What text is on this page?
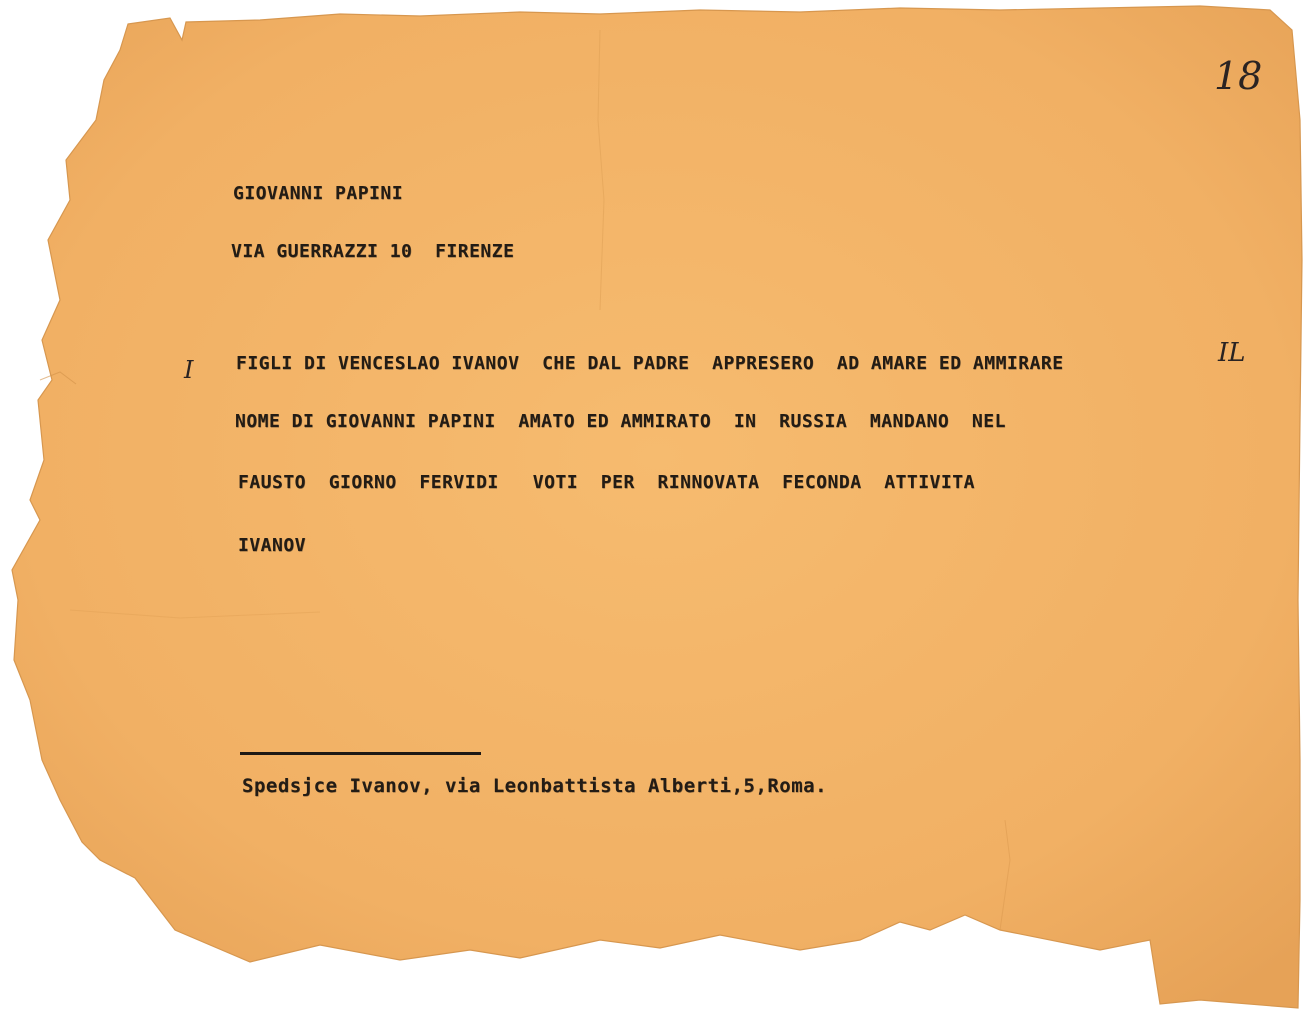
18
GIOVANNI PAPINI
VIA GUERRAZZI 10  FIRENZE
I FIGLI DI VENCESLAO IVANOV  CHE DAL PADRE  APPRESERO  AD AMARE ED AMMIRARE	IL
NOME DI GIOVANNI PAPINI  AMATO ED AMMIRATO  IN  RUSSIA  MANDANO  NEL
FAUSTO  GIORNO  FERVIDI   VOTI  PER  RINNOVATA  FECONDA  ATTIVITA
IVANOV
Spedsjce Ivanov, via Leonbattista Alberti,5,Roma.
* * *
> [PROBLEM TO SOLVE]
Every entry must be written out exactly, with all pictures left out.

> [TASK OUTPUT]
What text is on this page?
18
GIOVANNI PAPINI
VIA GUERRAZZI 10  FIRENZE
I FIGLI DI VENCESLAO IVANOV  CHE DAL PADRE  APPRESERO  AD AMARE ED AMMIRARE	IL
NOME DI GIOVANNI PAPINI  AMATO ED AMMIRATO  IN  RUSSIA  MANDANO  NEL
FAUSTO  GIORNO  FERVIDI   VOTI  PER  RINNOVATA  FECONDA  ATTIVITA
IVANOV
Spedsjce Ivanov, via Leonbattista Alberti,5,Roma.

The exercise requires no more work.